DIRECTIONS FOR THIS TASK - Take each line that has the word "title" and return it.

_ _ _

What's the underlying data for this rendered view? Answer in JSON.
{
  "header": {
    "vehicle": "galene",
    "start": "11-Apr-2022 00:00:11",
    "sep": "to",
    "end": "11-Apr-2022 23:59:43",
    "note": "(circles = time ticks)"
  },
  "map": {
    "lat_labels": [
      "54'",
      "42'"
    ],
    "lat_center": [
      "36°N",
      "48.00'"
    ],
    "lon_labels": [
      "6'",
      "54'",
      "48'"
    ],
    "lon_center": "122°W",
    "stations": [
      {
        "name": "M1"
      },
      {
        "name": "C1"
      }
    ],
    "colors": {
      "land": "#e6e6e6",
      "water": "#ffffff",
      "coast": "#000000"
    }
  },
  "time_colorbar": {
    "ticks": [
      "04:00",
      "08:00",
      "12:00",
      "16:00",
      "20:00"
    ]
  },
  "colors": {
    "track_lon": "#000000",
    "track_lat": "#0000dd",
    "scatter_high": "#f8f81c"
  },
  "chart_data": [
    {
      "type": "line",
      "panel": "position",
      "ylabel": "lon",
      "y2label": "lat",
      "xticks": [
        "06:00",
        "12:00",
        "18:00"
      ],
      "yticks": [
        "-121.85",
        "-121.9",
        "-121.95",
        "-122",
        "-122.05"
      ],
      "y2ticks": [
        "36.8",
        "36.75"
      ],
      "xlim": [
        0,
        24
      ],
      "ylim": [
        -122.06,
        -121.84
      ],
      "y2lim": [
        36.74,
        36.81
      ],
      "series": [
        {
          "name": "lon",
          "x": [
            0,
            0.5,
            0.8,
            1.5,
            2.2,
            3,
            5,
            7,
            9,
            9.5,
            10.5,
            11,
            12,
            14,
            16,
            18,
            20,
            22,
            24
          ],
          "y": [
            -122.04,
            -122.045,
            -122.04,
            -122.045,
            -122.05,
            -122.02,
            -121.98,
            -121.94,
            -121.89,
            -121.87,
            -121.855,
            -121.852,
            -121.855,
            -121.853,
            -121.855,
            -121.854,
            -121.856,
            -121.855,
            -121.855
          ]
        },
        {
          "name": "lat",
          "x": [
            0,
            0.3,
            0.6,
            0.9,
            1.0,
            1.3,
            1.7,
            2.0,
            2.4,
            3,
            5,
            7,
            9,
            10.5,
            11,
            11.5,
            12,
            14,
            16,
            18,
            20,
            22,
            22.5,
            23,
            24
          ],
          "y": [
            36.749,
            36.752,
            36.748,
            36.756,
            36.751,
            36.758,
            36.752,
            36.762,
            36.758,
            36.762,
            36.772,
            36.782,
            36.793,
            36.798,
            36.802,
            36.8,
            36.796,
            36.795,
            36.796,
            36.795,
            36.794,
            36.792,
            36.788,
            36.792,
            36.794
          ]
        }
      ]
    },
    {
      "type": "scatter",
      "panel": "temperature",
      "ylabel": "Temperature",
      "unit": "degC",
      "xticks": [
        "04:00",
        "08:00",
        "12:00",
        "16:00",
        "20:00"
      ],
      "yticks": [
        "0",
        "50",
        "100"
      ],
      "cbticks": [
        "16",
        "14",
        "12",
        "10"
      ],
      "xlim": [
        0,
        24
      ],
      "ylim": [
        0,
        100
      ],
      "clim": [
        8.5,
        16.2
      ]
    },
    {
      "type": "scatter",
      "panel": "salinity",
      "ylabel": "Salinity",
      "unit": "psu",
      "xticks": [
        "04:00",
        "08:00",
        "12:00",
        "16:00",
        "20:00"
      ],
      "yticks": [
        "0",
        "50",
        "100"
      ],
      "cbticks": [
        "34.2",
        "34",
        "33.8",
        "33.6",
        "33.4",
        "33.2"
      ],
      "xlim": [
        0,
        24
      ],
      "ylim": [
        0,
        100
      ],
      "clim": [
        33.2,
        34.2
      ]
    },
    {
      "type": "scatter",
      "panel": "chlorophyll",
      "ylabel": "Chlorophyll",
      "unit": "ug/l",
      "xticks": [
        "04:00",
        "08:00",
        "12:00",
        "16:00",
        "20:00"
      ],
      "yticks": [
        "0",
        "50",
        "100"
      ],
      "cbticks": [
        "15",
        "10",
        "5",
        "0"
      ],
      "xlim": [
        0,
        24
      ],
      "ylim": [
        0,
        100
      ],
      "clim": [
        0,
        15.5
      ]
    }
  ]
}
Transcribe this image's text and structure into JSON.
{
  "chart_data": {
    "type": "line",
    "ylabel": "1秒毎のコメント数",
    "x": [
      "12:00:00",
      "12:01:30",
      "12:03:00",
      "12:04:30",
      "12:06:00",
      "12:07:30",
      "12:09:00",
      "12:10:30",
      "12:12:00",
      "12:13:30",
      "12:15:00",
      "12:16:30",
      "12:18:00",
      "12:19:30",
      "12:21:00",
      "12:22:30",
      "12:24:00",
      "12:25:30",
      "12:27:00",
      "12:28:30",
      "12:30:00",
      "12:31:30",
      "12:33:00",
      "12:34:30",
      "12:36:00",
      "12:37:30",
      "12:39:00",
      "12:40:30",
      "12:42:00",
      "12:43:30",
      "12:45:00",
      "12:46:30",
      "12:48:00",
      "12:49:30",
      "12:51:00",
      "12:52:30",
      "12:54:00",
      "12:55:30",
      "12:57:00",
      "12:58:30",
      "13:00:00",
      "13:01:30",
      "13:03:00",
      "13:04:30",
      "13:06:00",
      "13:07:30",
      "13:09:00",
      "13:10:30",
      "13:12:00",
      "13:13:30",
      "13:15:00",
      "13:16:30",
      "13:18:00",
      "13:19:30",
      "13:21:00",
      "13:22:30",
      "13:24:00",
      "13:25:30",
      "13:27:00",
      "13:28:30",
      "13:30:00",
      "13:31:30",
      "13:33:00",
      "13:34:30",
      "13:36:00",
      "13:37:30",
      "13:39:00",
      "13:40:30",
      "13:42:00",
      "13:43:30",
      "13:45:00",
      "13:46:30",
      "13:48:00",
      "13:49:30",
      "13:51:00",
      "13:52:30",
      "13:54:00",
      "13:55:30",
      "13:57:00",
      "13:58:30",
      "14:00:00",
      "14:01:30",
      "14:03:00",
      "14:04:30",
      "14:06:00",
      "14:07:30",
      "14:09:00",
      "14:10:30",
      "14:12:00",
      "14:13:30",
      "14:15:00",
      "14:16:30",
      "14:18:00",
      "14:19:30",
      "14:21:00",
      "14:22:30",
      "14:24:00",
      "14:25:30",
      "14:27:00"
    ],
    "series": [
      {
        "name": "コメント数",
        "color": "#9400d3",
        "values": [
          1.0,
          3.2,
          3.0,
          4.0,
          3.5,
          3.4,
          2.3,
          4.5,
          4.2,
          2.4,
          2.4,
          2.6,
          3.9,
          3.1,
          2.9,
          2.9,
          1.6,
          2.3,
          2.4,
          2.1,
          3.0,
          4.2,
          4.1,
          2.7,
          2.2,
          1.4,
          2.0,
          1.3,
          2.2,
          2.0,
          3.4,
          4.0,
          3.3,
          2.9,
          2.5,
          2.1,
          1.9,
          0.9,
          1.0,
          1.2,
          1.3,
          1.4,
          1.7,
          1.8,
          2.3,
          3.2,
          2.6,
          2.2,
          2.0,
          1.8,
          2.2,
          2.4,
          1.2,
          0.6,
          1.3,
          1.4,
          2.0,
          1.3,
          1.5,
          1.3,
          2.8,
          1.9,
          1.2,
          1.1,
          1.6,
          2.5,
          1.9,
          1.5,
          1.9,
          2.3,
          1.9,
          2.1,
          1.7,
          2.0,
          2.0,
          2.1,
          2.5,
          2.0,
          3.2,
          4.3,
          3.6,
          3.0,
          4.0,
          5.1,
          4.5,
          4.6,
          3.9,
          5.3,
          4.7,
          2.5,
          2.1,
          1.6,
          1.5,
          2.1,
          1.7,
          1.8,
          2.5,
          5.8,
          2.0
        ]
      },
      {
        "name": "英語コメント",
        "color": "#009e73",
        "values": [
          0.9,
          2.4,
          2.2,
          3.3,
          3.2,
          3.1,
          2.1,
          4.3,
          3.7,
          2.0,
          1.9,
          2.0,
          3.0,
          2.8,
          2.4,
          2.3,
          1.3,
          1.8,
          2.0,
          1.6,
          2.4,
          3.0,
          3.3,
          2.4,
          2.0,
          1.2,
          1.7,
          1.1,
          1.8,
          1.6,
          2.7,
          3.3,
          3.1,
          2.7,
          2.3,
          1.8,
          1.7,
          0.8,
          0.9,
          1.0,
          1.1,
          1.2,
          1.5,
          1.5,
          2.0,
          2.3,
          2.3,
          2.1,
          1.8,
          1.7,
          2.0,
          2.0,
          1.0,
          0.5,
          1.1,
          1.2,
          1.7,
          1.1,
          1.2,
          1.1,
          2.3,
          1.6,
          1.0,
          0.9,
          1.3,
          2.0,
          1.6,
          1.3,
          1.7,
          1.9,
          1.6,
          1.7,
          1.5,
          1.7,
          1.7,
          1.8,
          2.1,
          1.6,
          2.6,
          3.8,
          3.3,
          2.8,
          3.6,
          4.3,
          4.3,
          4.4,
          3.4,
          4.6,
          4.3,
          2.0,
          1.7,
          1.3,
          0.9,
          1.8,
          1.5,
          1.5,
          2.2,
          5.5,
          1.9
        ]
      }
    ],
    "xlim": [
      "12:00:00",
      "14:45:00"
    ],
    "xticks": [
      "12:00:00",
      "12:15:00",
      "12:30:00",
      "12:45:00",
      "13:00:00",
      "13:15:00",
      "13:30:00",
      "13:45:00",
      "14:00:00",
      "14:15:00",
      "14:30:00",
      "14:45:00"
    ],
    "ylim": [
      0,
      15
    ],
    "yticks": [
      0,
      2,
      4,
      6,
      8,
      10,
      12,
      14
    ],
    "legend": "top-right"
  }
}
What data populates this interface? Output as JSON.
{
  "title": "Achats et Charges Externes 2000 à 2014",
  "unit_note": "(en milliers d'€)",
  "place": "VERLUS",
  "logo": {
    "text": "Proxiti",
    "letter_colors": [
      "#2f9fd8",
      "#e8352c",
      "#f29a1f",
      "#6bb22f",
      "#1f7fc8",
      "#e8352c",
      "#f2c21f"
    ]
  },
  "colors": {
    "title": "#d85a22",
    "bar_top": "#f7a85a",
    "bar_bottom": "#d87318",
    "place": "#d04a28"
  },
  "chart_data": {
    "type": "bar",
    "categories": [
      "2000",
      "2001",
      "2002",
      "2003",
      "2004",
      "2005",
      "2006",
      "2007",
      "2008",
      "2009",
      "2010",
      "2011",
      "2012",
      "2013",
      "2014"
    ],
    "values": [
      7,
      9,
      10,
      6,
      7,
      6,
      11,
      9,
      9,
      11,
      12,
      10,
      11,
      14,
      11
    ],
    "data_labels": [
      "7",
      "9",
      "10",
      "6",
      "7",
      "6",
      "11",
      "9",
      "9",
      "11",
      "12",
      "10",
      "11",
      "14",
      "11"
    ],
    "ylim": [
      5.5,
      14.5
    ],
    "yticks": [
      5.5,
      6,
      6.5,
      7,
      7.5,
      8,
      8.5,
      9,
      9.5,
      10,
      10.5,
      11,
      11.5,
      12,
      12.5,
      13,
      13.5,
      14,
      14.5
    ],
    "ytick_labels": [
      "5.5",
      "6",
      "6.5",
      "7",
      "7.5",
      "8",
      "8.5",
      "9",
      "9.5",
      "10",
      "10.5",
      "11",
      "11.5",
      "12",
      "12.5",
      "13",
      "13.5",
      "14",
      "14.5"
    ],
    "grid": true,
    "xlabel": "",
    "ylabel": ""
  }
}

_ _ _

THE SOLUTION -
  "title": "Achats et Charges Externes 2000 à 2014",
    "title": "#d85a22",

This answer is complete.